__Task goal__. From the entries below, extract every line that includes the word "data".

__Records provided__.

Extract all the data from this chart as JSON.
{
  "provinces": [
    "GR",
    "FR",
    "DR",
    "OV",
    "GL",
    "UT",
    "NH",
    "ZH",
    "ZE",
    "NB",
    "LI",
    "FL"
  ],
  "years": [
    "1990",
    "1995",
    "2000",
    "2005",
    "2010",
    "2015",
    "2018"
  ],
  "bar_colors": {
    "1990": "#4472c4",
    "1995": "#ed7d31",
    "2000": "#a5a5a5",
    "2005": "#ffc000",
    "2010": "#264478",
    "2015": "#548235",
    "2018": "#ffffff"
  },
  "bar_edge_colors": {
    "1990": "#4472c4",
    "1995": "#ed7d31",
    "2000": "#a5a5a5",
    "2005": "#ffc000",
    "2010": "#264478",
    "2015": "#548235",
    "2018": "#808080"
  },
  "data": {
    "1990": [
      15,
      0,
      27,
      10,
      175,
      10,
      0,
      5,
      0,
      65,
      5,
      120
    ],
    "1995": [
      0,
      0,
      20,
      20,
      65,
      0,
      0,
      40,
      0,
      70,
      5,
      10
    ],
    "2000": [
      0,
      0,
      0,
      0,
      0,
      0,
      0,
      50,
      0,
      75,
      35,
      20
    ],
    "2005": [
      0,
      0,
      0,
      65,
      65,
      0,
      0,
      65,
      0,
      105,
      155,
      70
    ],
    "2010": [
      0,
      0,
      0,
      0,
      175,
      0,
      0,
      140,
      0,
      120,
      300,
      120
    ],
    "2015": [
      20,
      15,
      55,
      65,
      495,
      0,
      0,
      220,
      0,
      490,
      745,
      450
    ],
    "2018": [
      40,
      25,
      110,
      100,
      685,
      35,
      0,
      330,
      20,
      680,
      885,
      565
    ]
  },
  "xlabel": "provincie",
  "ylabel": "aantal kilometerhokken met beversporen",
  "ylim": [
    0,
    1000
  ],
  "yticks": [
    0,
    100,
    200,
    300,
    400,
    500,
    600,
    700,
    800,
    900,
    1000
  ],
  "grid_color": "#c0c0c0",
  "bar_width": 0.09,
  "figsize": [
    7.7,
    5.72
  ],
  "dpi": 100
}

__Exercise solution__.
Extract all the data from this chart as JSON.
  "data": {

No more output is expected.